§ What is expected: Look through the listing below, find every line with the string "ylabel", and copy it.
--- START ---
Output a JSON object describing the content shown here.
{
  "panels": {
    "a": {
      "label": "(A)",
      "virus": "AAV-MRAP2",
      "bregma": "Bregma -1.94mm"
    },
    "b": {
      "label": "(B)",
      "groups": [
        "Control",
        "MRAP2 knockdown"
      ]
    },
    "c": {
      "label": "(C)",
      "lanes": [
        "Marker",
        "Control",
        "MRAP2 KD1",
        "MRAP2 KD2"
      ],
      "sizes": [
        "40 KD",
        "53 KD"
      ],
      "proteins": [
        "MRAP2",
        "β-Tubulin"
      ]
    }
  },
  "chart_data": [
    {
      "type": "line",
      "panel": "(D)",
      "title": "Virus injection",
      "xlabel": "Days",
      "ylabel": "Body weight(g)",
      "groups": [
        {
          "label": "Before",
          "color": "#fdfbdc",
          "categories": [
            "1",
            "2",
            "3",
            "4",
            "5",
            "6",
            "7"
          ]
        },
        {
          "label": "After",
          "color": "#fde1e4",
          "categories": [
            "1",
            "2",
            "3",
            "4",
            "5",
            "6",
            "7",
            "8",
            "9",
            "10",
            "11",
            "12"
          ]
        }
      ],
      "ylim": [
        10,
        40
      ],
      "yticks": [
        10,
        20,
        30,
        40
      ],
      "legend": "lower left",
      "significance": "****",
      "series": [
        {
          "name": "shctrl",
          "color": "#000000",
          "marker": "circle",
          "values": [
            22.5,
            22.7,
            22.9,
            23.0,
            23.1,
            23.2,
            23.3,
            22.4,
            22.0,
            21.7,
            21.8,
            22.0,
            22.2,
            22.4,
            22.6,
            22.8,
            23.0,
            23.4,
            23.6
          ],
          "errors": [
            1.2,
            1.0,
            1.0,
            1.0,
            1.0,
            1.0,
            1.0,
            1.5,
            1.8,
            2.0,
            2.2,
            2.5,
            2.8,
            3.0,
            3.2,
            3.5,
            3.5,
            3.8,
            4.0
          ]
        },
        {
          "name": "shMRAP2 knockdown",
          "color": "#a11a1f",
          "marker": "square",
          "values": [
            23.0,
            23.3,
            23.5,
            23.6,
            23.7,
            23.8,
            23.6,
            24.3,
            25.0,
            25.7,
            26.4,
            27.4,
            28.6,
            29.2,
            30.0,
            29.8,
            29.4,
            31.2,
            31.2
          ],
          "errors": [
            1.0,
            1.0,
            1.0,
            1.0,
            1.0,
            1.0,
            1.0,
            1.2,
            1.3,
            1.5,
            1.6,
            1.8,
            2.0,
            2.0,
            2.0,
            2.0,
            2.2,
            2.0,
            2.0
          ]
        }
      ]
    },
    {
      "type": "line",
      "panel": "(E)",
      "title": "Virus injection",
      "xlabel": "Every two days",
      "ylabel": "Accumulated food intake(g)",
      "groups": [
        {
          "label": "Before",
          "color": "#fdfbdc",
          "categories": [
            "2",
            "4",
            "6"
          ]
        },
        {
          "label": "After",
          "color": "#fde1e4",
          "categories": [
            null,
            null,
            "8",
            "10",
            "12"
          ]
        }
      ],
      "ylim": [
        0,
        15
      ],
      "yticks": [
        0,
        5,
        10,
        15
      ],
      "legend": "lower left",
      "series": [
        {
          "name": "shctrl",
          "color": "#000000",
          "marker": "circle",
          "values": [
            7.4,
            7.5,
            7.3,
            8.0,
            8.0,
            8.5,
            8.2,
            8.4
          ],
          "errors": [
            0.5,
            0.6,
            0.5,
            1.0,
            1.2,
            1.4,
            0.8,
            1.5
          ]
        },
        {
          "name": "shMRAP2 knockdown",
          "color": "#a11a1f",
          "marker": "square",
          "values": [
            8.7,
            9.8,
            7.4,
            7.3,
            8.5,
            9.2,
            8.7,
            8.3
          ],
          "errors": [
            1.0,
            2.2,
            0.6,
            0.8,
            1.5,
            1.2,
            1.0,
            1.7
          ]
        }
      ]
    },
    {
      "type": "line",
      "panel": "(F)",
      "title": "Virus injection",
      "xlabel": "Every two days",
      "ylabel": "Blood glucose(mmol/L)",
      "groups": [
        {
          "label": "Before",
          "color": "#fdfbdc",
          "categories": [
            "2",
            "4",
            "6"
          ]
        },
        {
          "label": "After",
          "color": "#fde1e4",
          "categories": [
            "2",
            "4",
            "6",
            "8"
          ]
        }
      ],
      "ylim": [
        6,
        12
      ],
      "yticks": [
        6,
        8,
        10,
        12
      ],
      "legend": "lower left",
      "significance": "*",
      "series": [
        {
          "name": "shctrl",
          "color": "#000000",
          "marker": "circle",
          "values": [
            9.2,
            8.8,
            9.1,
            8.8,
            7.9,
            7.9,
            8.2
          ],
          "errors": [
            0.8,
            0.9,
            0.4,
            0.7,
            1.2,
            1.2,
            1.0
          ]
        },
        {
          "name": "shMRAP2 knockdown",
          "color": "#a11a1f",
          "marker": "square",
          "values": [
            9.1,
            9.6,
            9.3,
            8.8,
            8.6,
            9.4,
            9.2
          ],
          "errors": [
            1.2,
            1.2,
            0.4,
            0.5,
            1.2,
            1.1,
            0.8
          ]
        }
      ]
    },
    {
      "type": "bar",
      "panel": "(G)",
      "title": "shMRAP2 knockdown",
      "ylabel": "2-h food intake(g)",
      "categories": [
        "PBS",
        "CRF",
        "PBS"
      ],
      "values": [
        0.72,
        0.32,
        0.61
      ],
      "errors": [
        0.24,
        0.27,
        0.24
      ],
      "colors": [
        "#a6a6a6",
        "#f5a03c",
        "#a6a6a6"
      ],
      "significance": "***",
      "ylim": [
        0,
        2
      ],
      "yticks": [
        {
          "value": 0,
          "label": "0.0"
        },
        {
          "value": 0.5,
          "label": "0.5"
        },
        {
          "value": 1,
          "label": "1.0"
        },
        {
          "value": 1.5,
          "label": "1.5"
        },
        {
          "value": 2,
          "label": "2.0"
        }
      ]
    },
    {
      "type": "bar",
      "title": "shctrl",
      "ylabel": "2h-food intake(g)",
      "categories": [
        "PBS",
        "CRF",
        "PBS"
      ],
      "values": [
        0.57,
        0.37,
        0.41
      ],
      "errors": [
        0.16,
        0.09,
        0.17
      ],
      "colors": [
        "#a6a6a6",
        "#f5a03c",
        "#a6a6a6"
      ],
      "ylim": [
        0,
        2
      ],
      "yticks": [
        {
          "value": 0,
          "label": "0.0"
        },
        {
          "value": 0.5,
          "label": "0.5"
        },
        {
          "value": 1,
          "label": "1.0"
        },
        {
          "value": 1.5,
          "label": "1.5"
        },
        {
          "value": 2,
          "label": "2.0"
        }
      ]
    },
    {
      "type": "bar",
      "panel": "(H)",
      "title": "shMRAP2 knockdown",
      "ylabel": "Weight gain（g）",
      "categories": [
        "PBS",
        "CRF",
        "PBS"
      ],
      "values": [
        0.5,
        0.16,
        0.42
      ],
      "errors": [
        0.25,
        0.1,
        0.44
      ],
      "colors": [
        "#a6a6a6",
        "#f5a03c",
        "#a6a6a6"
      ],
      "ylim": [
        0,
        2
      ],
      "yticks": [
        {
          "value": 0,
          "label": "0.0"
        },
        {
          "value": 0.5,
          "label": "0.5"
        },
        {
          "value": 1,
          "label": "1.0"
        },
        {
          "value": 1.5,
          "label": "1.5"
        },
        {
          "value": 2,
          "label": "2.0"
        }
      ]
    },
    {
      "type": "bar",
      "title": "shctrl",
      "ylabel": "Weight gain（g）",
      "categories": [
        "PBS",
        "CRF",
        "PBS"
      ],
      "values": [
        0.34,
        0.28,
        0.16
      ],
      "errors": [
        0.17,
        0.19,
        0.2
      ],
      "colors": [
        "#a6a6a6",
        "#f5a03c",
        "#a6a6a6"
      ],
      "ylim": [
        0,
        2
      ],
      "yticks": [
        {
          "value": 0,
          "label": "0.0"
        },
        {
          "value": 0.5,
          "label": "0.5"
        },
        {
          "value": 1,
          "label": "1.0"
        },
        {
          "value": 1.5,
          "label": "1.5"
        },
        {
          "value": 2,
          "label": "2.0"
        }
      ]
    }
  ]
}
--- END ---
§ Task solution:
      "ylabel": "Body weight(g)",
      "ylabel": "Accumulated food intake(g)",
      "ylabel": "Blood glucose(mmol/L)",
      "ylabel": "2-h food intake(g)",
      "ylabel": "2h-food intake(g)",
      "ylabel": "Weight gain（g）",
      "ylabel": "Weight gain（g）",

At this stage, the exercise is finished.